To be done: Extract all lines from the data beneath that include the word "JSON".

Data entries for graphics:
------------------------------------------------------------------------

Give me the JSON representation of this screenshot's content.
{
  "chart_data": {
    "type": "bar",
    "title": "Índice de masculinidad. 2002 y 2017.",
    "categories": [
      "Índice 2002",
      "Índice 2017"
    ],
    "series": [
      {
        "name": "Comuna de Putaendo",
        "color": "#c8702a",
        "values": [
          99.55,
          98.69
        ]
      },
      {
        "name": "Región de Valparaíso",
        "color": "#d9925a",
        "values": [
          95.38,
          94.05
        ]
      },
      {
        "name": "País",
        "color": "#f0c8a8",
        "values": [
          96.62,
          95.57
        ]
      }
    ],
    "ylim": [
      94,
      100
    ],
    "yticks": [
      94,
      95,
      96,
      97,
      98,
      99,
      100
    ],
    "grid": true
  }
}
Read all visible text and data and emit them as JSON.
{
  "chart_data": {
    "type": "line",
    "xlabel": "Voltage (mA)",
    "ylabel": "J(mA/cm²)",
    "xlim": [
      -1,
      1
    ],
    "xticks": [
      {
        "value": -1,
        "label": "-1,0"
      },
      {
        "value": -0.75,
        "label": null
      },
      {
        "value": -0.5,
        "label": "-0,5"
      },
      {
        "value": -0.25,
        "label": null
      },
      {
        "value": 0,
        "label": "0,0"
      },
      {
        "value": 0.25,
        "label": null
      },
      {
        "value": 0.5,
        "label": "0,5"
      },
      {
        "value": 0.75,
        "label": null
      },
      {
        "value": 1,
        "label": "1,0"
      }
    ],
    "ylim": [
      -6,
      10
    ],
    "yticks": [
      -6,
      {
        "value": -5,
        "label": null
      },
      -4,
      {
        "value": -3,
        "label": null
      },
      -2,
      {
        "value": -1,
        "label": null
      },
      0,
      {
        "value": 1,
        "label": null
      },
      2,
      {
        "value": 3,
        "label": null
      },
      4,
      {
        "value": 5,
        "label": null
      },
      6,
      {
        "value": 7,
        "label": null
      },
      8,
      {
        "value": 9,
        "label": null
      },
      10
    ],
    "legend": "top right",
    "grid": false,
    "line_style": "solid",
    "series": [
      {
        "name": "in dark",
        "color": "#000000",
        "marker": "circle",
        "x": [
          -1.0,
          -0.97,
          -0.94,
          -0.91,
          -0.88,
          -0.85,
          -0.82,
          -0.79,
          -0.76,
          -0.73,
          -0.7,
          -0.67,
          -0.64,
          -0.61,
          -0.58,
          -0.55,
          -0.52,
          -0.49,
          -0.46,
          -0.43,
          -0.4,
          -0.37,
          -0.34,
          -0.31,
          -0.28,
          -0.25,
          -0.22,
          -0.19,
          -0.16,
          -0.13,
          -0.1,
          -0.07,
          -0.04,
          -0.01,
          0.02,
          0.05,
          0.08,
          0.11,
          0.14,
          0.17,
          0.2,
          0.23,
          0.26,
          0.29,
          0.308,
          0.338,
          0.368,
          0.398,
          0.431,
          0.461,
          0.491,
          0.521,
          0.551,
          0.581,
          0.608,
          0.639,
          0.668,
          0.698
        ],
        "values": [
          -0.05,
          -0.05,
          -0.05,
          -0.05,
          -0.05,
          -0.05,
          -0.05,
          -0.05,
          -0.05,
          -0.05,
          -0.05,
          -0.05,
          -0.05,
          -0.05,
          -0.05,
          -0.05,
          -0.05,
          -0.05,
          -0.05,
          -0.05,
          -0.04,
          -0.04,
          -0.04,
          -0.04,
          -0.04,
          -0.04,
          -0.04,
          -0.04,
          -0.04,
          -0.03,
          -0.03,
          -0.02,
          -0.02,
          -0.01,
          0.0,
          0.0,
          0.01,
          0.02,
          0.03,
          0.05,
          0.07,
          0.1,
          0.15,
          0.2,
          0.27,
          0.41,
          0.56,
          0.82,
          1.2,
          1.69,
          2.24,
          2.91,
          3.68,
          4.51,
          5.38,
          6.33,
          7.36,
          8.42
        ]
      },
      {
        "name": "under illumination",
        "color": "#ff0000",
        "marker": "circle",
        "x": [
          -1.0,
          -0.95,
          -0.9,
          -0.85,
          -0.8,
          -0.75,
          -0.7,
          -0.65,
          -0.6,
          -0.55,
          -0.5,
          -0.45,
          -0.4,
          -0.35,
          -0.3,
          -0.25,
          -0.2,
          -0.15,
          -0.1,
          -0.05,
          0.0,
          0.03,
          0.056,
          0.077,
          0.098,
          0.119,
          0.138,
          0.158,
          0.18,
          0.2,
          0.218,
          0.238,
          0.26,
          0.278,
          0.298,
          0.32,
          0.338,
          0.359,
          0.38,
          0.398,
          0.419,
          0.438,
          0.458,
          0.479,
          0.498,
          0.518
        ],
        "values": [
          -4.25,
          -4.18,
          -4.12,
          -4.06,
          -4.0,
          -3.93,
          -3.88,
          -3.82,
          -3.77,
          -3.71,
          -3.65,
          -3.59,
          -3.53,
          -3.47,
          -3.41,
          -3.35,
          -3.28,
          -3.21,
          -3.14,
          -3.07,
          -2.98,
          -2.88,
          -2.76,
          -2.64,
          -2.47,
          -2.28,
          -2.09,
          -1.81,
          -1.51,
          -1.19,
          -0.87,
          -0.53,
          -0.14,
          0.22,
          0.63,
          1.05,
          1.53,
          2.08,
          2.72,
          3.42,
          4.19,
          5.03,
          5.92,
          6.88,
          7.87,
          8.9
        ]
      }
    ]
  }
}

------------------------------------------------------------------------

Answer in full:
Give me the JSON representation of this screenshot's content.
Read all visible text and data and emit them as JSON.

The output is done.